++++ Working data

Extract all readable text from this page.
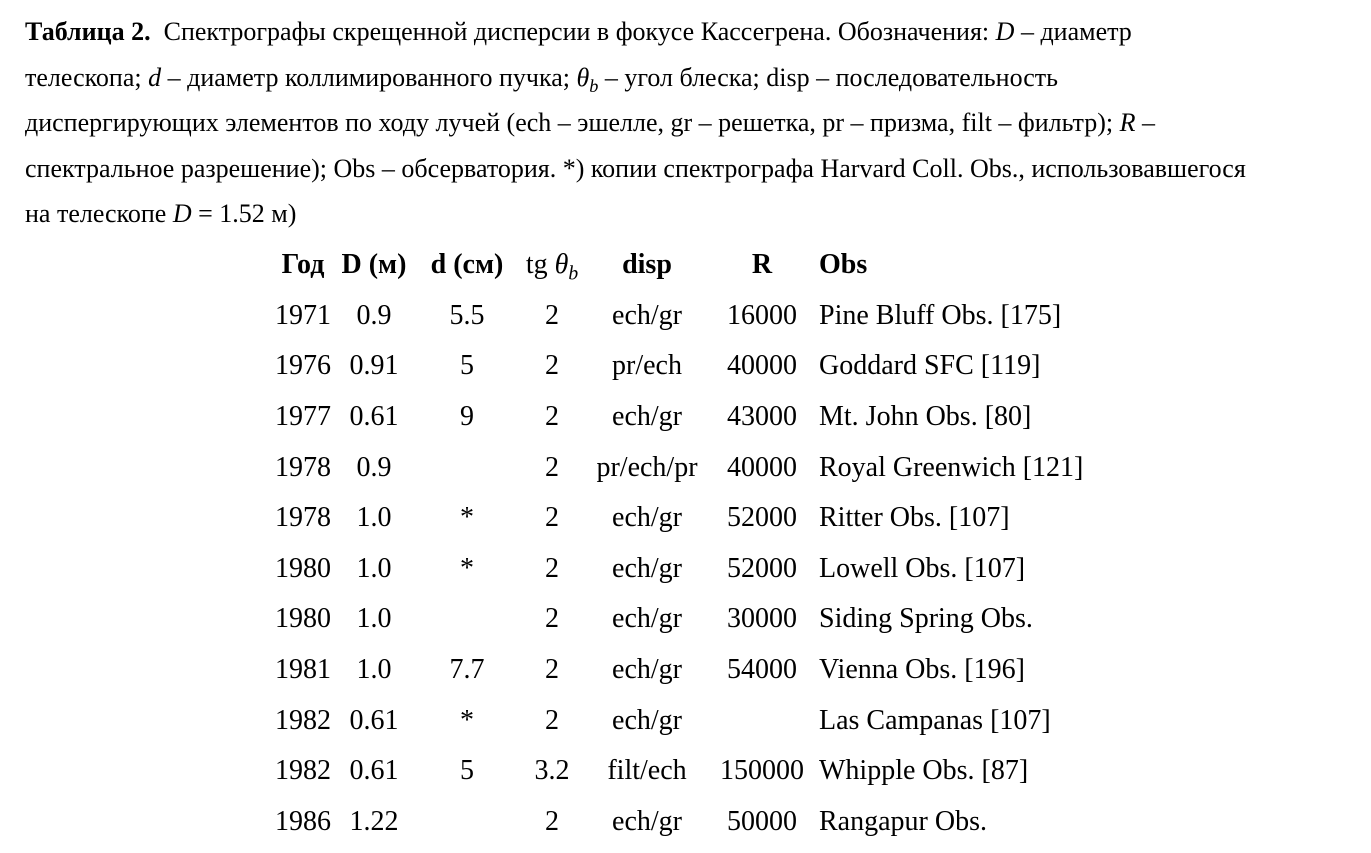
Таблица 2. Спектрографы скрещенной дисперсии в фокусе Кассегрена. Обозначения: D – диаметр
телескопа; d – диаметр коллимированного пучка; $\theta_b$ – угол блеска; disp – последовательность
диспергирующих элементов по ходу лучей (ech – эшелле, gr – решетка, pr – призма, filt – фильтр); R –
спектральное разрешение); Obs – обсерватория. *) копии спектрографа Harvard Coll. Obs., использовавшегося
на телескопе D = 1.52 м)
Год	D (м)	d (см)	tg $\theta_b$	disp	R	Obs
1971	0.9	5.5	2	ech/gr	16000	Pine Bluff Obs. [175]
1976	0.91	5	2	pr/ech	40000	Goddard SFC [119]
1977	0.61	9	2	ech/gr	43000	Mt. John Obs. [80]
1978	0.9		2	pr/ech/pr	40000	Royal Greenwich [121]
1978	1.0	*	2	ech/gr	52000	Ritter Obs. [107]
1980	1.0	*	2	ech/gr	52000	Lowell Obs. [107]
1980	1.0		2	ech/gr	30000	Siding Spring Obs.
1981	1.0	7.7	2	ech/gr	54000	Vienna Obs. [196]
1982	0.61	*	2	ech/gr		Las Campanas [107]
1982	0.61	5	3.2	filt/ech	150000	Whipple Obs. [87]
1986	1.22		2	ech/gr	50000	Rangapur Obs.
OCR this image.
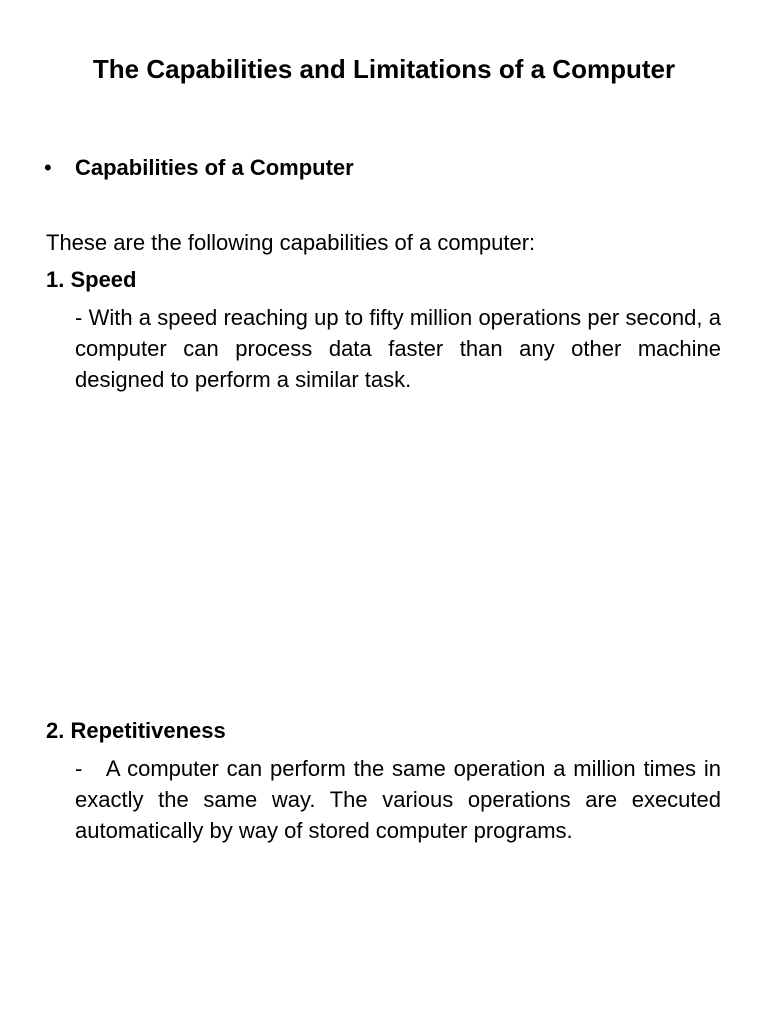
The Capabilities and Limitations of a Computer
• Capabilities of a Computer
These are the following capabilities of a computer:
1. Speed
- With a speed reaching up to fifty million operations per second, a computer can process data faster than any other machine designed to perform a similar task.
2. Repetitiveness
-   A computer can perform the same operation a million times in exactly the same way. The various operations are executed automatically by way of stored computer programs.
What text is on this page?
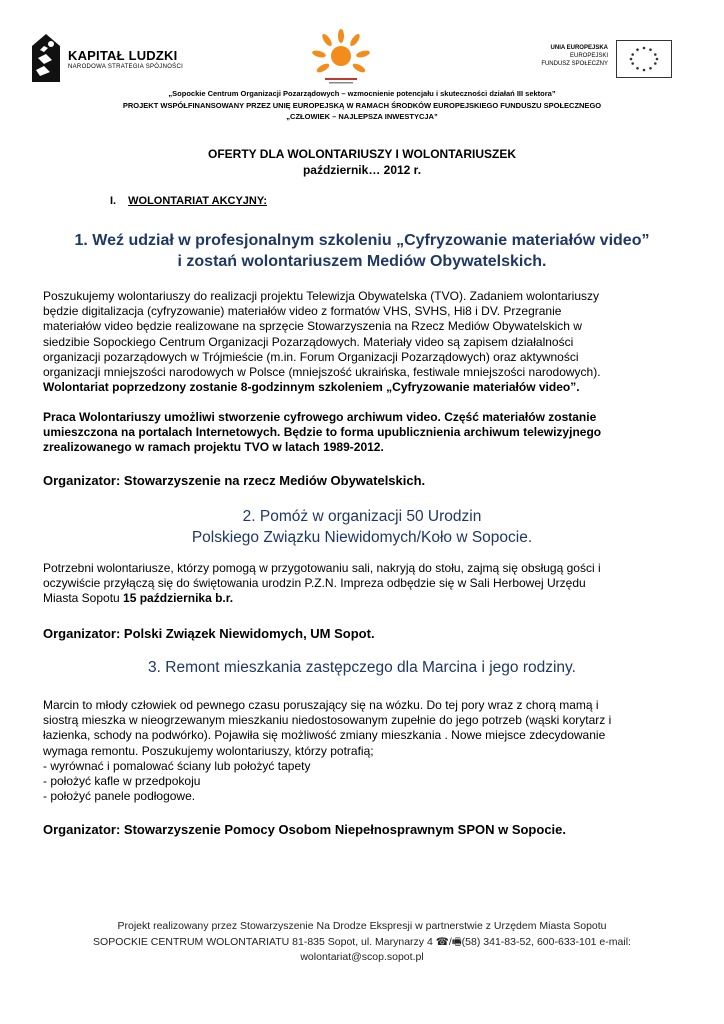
KAPITAŁ LUDZKI
NARODOWA STRATEGIA SPÓJNOŚCI
UNIA EUROPEJSKA
EUROPEJSKI
FUNDUSZ SPOŁECZNY
„Sopockie Centrum Organizacji Pozarządowych – wzmocnienie potencjału i skuteczności działań III sektora”
PROJEKT WSPÓŁFINANSOWANY PRZEZ UNIĘ EUROPEJSKĄ W RAMACH ŚRODKÓW EUROPEJSKIEGO FUNDUSZU SPOŁECZNEGO
„CZŁOWIEK – NAJLEPSZA INWESTYCJA”
OFERTY DLA WOLONTARIUSZY I WOLONTARIUSZEK
październik… 2012 r.
I. WOLONTARIAT AKCYJNY:
1. Weź udział w profesjonalnym szkoleniu „Cyfryzowanie materiałów video”
i zostań wolontariuszem Mediów Obywatelskich.
Poszukujemy wolontariuszy do realizacji projektu Telewizja Obywatelska (TVO). Zadaniem wolontariuszy
będzie digitalizacja (cyfryzowanie) materiałów video z formatów VHS, SVHS, Hi8 i DV. Przegranie
materiałów video będzie realizowane na sprzęcie Stowarzyszenia na Rzecz Mediów Obywatelskich w
siedzibie Sopockiego Centrum Organizacji Pozarządowych. Materiały video są zapisem działalności
organizacji pozarządowych w Trójmieście (m.in. Forum Organizacji Pozarządowych) oraz aktywności
organizacji mniejszości narodowych w Polsce (mniejszość ukraińska, festiwale mniejszości narodowych).
Wolontariat poprzedzony zostanie 8-godzinnym szkoleniem „Cyfryzowanie materiałów video”.
Praca Wolontariuszy umożliwi stworzenie cyfrowego archiwum video. Część materiałów zostanie
umieszczona na portalach Internetowych. Będzie to forma upublicznienia archiwum telewizyjnego
zrealizowanego w ramach projektu TVO w latach 1989-2012.
Organizator: Stowarzyszenie na rzecz Mediów Obywatelskich.
2. Pomóż w organizacji 50 Urodzin
Polskiego Związku Niewidomych/Koło w Sopocie.
Potrzebni wolontariusze, którzy pomogą w przygotowaniu sali, nakryją do stołu, zajmą się obsługą gości i
oczywiście przyłączą się do świętowania urodzin P.Z.N. Impreza odbędzie się w Sali Herbowej Urzędu
Miasta Sopotu 15 października b.r.
Organizator: Polski Związek Niewidomych, UM Sopot.
3. Remont mieszkania zastępczego dla Marcina i jego rodziny.
Marcin to młody człowiek od pewnego czasu poruszający się na wózku. Do tej pory wraz z chorą mamą i
siostrą mieszka w nieogrzewanym mieszkaniu niedostosowanym zupełnie do jego potrzeb (wąski korytarz i
łazienka, schody na podwórko). Pojawiła się możliwość zmiany mieszkania . Nowe miejsce zdecydowanie
wymaga remontu. Poszukujemy wolontariuszy, którzy potrafią;
- wyrównać i pomalować ściany lub położyć tapety
- położyć kafle w przedpokoju
- położyć panele podłogowe.
Organizator: Stowarzyszenie Pomocy Osobom Niepełnosprawnym SPON w Sopocie.
Projekt realizowany przez Stowarzyszenie Na Drodze Ekspresji w partnerstwie z Urzędem Miasta Sopotu
SOPOCKIE CENTRUM WOLONTARIATU 81-835 Sopot, ul. Marynarzy 4 ☎/🖷(58) 341-83-52, 600-633-101 e-mail:
wolontariat@scop.sopot.pl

++++++++

**What is expected:** Find the word "Obywatelskich" in the data and copy out each line where it turns up.

**Correct response:**
i zostań wolontariuszem Mediów Obywatelskich.
materiałów video będzie realizowane na sprzęcie Stowarzyszenia na Rzecz Mediów Obywatelskich w
Organizator: Stowarzyszenie na rzecz Mediów Obywatelskich.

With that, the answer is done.